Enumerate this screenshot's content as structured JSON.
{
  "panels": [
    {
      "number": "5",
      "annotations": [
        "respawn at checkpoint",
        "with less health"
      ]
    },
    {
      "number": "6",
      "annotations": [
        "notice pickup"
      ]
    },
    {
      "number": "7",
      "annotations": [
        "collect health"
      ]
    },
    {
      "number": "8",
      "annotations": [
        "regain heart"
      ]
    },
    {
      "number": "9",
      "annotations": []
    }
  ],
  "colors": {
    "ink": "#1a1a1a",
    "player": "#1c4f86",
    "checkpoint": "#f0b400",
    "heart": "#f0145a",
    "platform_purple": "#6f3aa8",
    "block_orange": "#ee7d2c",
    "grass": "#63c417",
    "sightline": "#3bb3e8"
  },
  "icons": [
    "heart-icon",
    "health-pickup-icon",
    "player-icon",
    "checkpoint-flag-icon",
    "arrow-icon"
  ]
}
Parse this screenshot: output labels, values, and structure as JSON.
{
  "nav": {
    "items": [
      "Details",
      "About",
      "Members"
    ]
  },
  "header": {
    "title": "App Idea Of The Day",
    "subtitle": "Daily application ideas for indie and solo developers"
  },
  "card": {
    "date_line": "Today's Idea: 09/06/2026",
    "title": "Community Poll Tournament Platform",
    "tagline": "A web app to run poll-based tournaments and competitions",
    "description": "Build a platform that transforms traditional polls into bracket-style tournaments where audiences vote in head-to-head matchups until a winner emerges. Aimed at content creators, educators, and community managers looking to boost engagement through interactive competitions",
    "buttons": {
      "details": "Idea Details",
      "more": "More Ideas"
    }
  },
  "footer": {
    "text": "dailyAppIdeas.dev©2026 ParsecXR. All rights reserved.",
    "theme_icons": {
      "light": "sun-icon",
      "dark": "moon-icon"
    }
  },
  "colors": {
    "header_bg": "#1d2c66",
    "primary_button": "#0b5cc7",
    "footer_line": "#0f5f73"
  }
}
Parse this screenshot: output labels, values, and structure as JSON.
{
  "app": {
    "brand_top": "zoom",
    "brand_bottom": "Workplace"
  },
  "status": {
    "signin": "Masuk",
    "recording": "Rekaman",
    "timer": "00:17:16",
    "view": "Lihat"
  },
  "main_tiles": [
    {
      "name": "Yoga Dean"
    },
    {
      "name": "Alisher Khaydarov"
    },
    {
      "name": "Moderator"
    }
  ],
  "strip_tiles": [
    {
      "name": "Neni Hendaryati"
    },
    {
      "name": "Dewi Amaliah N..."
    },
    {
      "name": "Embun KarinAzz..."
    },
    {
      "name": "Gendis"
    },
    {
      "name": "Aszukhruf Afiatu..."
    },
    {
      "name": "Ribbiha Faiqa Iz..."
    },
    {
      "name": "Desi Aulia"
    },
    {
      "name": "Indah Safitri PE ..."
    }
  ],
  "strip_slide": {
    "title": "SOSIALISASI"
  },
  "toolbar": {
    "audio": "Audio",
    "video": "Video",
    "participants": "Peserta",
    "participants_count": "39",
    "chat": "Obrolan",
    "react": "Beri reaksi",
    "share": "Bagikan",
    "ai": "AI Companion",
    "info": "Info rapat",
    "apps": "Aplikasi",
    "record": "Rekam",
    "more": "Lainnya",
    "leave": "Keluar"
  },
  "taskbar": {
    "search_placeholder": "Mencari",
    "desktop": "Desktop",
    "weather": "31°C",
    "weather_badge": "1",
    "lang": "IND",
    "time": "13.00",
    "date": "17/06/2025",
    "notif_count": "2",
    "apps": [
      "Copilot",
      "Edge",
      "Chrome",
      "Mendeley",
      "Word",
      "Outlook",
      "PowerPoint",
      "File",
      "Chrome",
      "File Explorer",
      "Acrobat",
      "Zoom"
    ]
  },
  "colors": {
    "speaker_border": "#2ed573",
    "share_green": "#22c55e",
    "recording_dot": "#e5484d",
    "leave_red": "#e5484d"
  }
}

### What to work on
Output the listing above exactly as it appears.

### Final result
Enumerate this screenshot's content as structured JSON.
{
  "panels": [
    {
      "number": "5",
      "annotations": [
        "respawn at checkpoint",
        "with less health"
      ]
    },
    {
      "number": "6",
      "annotations": [
        "notice pickup"
      ]
    },
    {
      "number": "7",
      "annotations": [
        "collect health"
      ]
    },
    {
      "number": "8",
      "annotations": [
        "regain heart"
      ]
    },
    {
      "number": "9",
      "annotations": []
    }
  ],
  "colors": {
    "ink": "#1a1a1a",
    "player": "#1c4f86",
    "checkpoint": "#f0b400",
    "heart": "#f0145a",
    "platform_purple": "#6f3aa8",
    "block_orange": "#ee7d2c",
    "grass": "#63c417",
    "sightline": "#3bb3e8"
  },
  "icons": [
    "heart-icon",
    "health-pickup-icon",
    "player-icon",
    "checkpoint-flag-icon",
    "arrow-icon"
  ]
}
Parse this screenshot: output labels, values, and structure as JSON.
{
  "nav": {
    "items": [
      "Details",
      "About",
      "Members"
    ]
  },
  "header": {
    "title": "App Idea Of The Day",
    "subtitle": "Daily application ideas for indie and solo developers"
  },
  "card": {
    "date_line": "Today's Idea: 09/06/2026",
    "title": "Community Poll Tournament Platform",
    "tagline": "A web app to run poll-based tournaments and competitions",
    "description": "Build a platform that transforms traditional polls into bracket-style tournaments where audiences vote in head-to-head matchups until a winner emerges. Aimed at content creators, educators, and community managers looking to boost engagement through interactive competitions",
    "buttons": {
      "details": "Idea Details",
      "more": "More Ideas"
    }
  },
  "footer": {
    "text": "dailyAppIdeas.dev©2026 ParsecXR. All rights reserved.",
    "theme_icons": {
      "light": "sun-icon",
      "dark": "moon-icon"
    }
  },
  "colors": {
    "header_bg": "#1d2c66",
    "primary_button": "#0b5cc7",
    "footer_line": "#0f5f73"
  }
}
Parse this screenshot: output labels, values, and structure as JSON.
{
  "app": {
    "brand_top": "zoom",
    "brand_bottom": "Workplace"
  },
  "status": {
    "signin": "Masuk",
    "recording": "Rekaman",
    "timer": "00:17:16",
    "view": "Lihat"
  },
  "main_tiles": [
    {
      "name": "Yoga Dean"
    },
    {
      "name": "Alisher Khaydarov"
    },
    {
      "name": "Moderator"
    }
  ],
  "strip_tiles": [
    {
      "name": "Neni Hendaryati"
    },
    {
      "name": "Dewi Amaliah N..."
    },
    {
      "name": "Embun KarinAzz..."
    },
    {
      "name": "Gendis"
    },
    {
      "name": "Aszukhruf Afiatu..."
    },
    {
      "name": "Ribbiha Faiqa Iz..."
    },
    {
      "name": "Desi Aulia"
    },
    {
      "name": "Indah Safitri PE ..."
    }
  ],
  "strip_slide": {
    "title": "SOSIALISASI"
  },
  "toolbar": {
    "audio": "Audio",
    "video": "Video",
    "participants": "Peserta",
    "participants_count": "39",
    "chat": "Obrolan",
    "react": "Beri reaksi",
    "share": "Bagikan",
    "ai": "AI Companion",
    "info": "Info rapat",
    "apps": "Aplikasi",
    "record": "Rekam",
    "more": "Lainnya",
    "leave": "Keluar"
  },
  "taskbar": {
    "search_placeholder": "Mencari",
    "desktop": "Desktop",
    "weather": "31°C",
    "weather_badge": "1",
    "lang": "IND",
    "time": "13.00",
    "date": "17/06/2025",
    "notif_count": "2",
    "apps": [
      "Copilot",
      "Edge",
      "Chrome",
      "Mendeley",
      "Word",
      "Outlook",
      "PowerPoint",
      "File",
      "Chrome",
      "File Explorer",
      "Acrobat",
      "Zoom"
    ]
  },
  "colors": {
    "speaker_border": "#2ed573",
    "share_green": "#22c55e",
    "recording_dot": "#e5484d",
    "leave_red": "#e5484d"
  }
}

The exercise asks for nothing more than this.